Requirement | Extract all lines that hold "this" from the records below.

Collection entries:
====================
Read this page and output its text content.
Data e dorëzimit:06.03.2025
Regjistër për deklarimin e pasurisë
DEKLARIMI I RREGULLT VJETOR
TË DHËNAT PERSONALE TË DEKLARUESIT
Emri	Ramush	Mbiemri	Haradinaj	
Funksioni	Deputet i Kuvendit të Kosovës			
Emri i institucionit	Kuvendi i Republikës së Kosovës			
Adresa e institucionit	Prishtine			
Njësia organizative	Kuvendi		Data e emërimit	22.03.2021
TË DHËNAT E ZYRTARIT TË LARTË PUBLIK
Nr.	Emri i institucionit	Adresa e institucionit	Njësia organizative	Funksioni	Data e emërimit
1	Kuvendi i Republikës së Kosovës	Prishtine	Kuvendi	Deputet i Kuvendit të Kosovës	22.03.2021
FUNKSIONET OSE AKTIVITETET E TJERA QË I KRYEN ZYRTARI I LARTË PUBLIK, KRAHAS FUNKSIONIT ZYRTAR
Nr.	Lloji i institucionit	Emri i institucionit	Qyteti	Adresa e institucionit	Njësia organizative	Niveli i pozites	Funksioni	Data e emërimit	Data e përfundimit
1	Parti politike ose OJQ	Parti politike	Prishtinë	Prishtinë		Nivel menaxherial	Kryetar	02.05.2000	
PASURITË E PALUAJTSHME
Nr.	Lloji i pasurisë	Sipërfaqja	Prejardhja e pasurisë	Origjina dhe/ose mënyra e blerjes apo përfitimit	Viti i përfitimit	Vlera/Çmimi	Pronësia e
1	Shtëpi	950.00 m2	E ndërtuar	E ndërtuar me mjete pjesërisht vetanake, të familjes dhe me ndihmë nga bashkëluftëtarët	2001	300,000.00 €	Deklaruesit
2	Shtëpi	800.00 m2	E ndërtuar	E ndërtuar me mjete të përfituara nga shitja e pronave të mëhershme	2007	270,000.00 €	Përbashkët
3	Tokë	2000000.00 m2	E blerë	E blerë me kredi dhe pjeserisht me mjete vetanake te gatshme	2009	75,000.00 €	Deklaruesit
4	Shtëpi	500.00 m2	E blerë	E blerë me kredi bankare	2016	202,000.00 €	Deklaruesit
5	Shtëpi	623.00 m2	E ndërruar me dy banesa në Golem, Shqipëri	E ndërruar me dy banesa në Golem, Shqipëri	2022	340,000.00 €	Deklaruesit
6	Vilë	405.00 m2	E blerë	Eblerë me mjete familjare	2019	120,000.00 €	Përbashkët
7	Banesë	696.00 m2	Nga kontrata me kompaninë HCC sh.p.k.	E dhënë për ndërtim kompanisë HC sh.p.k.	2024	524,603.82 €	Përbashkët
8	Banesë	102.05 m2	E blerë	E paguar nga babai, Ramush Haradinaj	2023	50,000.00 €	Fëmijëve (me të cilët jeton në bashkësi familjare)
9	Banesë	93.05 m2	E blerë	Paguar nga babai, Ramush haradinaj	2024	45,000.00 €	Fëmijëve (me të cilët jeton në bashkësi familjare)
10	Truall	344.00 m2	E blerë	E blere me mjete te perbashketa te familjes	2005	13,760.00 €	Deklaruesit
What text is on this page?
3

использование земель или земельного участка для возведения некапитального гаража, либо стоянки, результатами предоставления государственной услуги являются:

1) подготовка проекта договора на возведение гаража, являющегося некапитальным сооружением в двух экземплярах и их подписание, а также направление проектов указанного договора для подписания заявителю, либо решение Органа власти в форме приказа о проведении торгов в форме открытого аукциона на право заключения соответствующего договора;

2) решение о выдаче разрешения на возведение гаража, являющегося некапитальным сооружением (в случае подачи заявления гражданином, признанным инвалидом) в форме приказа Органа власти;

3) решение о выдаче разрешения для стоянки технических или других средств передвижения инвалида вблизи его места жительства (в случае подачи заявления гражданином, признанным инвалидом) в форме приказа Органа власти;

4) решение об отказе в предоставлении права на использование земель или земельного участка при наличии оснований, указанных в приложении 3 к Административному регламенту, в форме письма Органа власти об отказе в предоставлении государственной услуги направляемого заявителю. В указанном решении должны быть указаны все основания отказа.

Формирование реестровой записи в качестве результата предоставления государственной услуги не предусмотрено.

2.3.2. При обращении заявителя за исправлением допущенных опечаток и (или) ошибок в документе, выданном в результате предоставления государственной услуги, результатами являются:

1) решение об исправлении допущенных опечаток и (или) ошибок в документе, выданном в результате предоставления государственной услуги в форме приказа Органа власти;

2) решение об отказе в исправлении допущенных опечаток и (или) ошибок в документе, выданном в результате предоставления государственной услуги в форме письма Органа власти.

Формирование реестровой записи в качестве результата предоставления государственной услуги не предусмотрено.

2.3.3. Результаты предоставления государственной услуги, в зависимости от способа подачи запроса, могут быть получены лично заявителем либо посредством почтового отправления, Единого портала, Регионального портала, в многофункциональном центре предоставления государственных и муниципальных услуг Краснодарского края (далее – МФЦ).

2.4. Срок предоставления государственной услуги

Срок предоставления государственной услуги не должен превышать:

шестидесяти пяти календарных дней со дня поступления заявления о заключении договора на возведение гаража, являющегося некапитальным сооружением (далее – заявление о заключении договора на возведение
====================
Answer below |
Read this page and output its text content.
What text is on this page?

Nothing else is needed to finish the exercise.